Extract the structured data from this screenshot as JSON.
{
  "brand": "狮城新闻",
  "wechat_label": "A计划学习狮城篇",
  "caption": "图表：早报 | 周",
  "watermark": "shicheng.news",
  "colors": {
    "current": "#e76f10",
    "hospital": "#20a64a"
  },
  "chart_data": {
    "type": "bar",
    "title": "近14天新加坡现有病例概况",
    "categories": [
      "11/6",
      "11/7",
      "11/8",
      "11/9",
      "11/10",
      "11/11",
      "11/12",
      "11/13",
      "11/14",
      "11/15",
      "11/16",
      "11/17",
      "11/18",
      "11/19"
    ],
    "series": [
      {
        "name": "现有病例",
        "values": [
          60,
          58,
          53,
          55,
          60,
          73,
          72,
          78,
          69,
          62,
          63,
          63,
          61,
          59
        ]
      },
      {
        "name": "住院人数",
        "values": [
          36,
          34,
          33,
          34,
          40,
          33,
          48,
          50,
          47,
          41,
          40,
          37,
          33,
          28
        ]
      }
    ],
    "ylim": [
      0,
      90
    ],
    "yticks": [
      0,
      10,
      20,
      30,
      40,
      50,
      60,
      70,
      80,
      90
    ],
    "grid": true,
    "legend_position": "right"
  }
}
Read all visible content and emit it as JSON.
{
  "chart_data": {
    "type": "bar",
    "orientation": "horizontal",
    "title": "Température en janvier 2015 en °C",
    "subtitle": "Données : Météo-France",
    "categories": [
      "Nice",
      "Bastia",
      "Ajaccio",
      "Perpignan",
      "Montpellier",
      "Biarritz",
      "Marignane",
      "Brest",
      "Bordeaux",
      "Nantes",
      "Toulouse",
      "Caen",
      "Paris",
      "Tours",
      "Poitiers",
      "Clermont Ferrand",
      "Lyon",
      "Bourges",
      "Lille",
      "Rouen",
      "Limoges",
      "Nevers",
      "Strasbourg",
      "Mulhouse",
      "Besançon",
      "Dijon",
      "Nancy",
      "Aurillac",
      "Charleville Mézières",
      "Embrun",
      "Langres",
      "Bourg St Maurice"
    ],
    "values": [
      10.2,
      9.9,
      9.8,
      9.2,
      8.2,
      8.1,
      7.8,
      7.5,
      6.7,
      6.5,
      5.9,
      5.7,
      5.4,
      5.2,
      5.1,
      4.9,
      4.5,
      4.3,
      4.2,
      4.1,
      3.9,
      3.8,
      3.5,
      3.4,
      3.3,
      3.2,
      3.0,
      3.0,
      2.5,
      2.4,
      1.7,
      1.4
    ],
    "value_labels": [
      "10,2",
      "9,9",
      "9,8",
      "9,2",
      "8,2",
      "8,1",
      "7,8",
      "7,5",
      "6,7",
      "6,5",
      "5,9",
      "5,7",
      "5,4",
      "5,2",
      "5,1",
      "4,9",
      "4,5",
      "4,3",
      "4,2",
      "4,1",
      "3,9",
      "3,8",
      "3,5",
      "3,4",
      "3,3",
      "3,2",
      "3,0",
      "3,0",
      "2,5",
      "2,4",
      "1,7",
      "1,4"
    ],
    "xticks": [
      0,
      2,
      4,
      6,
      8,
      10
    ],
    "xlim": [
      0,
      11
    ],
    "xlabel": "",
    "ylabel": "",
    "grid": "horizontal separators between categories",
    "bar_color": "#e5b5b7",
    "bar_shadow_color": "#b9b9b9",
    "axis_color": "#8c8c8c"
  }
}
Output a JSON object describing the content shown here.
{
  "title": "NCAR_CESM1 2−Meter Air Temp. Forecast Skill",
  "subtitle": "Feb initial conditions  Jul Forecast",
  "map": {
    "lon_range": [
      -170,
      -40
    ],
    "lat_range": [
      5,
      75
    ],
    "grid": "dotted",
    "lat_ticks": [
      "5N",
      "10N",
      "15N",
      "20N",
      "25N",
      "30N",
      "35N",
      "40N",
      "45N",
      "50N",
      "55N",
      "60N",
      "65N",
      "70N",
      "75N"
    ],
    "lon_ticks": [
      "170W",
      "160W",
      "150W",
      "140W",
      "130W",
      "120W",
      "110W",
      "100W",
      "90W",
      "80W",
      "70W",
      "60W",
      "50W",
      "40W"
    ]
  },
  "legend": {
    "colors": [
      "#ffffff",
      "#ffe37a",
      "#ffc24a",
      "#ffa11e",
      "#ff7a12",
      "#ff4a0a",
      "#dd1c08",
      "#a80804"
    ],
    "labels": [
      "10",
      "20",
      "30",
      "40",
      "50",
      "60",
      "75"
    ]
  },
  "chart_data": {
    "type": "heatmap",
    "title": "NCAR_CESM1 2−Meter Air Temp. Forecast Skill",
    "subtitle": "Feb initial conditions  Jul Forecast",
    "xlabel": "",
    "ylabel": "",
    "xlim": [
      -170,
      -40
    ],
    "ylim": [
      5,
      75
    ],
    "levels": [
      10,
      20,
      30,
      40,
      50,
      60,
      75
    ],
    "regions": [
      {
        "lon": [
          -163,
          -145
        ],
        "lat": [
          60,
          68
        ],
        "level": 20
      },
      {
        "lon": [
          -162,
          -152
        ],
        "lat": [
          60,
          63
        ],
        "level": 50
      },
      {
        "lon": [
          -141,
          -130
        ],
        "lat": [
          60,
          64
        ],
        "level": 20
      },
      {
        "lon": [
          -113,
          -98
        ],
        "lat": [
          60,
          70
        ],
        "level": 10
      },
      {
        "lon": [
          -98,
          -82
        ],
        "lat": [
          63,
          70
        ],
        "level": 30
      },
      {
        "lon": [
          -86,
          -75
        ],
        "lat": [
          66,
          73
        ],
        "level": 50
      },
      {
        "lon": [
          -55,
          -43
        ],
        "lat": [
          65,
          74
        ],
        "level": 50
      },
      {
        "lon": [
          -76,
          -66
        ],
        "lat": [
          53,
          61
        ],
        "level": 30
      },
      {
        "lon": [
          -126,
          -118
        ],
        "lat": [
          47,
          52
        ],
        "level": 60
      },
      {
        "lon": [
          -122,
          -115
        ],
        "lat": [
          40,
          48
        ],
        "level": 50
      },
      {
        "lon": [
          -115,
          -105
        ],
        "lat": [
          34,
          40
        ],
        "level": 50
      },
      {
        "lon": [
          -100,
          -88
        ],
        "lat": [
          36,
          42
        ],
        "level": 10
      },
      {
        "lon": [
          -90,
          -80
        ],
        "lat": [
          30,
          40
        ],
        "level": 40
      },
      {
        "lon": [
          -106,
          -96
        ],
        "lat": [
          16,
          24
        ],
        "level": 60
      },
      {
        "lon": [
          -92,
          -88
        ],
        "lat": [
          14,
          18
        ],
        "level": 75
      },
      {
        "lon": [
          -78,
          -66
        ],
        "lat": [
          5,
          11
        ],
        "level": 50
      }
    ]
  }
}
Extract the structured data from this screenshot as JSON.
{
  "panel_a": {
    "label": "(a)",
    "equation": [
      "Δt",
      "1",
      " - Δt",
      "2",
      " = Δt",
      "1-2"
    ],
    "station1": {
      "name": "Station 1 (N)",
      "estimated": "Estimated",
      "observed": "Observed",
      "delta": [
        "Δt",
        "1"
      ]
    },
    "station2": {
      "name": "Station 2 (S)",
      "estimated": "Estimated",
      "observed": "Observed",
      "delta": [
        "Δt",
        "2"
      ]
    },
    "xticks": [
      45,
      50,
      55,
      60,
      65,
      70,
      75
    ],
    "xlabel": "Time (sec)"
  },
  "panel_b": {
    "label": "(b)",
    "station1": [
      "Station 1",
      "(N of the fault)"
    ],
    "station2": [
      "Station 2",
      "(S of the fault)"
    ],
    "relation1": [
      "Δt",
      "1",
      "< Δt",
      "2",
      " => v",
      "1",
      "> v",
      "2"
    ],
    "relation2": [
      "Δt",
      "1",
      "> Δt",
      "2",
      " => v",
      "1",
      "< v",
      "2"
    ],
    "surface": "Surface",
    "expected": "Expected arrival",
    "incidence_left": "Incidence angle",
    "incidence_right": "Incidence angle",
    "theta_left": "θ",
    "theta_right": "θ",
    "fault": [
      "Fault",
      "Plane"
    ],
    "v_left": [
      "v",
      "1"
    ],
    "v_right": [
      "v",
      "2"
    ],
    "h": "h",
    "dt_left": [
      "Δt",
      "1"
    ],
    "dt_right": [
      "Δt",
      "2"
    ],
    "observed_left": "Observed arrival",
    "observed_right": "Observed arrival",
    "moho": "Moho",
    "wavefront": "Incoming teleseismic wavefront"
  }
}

---

**Exercise task**
Find all lines with "conditions" in them and copy each one.

**Task response**
  "subtitle": "Feb initial conditions  Jul Forecast",
    "subtitle": "Feb initial conditions  Jul Forecast",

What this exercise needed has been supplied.